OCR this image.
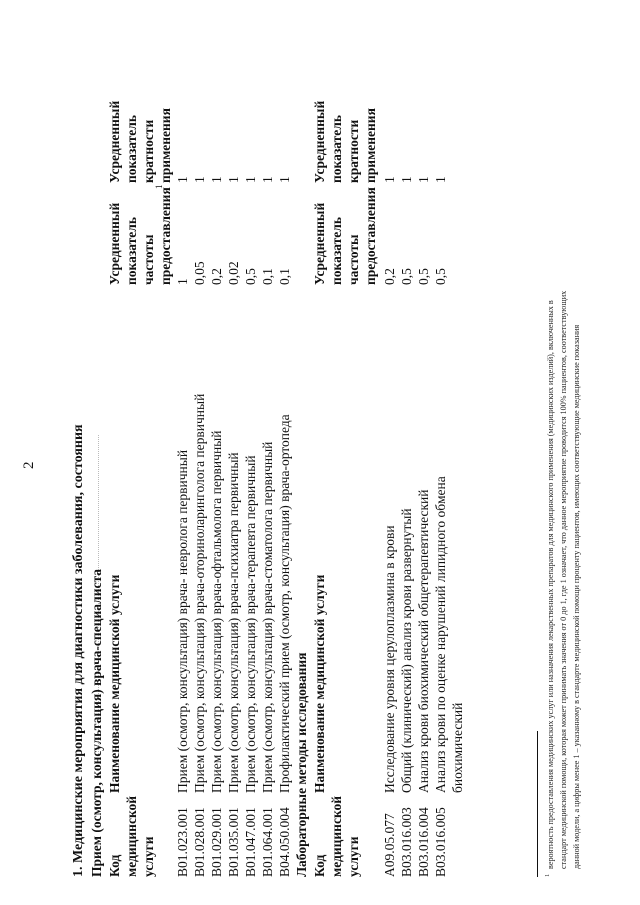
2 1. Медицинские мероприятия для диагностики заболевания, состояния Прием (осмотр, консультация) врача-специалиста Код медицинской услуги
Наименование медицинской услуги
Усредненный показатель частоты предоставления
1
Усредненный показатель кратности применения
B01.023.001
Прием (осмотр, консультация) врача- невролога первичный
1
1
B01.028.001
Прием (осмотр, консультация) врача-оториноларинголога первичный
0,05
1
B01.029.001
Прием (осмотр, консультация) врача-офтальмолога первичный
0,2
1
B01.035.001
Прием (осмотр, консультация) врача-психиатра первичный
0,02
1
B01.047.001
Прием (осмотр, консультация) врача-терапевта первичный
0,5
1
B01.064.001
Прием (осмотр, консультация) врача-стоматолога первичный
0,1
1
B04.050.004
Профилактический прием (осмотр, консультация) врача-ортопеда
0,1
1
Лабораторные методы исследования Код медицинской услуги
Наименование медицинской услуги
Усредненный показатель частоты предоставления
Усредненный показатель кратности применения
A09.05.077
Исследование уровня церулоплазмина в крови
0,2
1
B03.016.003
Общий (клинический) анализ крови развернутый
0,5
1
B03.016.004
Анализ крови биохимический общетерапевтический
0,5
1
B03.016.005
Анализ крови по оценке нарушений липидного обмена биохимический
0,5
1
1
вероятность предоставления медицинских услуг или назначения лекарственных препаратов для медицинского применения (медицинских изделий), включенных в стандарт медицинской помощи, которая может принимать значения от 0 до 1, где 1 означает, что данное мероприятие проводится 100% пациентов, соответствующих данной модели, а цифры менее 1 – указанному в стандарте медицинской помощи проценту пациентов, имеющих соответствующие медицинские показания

────────────────────────────────────────

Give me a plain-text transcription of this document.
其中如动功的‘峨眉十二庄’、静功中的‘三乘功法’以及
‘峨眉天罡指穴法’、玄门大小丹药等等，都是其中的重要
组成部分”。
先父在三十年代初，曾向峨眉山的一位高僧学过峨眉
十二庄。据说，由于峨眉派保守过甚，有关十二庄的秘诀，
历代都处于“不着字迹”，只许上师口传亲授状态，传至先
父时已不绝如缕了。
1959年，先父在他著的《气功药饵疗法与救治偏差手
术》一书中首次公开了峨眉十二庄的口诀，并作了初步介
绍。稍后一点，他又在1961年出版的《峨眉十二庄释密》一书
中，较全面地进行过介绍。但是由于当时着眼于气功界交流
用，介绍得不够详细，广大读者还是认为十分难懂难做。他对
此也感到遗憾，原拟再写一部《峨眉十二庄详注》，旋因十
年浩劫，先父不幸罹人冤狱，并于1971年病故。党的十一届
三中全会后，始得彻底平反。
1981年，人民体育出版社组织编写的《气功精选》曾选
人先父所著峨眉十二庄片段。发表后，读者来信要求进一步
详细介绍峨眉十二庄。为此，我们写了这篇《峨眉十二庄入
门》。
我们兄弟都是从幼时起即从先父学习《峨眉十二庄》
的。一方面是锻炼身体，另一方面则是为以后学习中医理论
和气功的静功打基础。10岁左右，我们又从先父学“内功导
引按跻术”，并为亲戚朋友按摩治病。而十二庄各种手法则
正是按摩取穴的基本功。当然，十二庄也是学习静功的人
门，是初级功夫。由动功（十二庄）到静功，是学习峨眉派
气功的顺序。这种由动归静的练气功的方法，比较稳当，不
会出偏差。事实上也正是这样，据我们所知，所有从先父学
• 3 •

────────────────────────────────────────

▸ What is required: Read the data above. Pull out each line in which the string "крови" appears.

▸ Full response:
Исследование уровня церулоплазмина в крови
Общий (клинический) анализ крови развернутый
Анализ крови биохимический общетерапевтический
Анализ крови по оценке нарушений липидного обмена биохимический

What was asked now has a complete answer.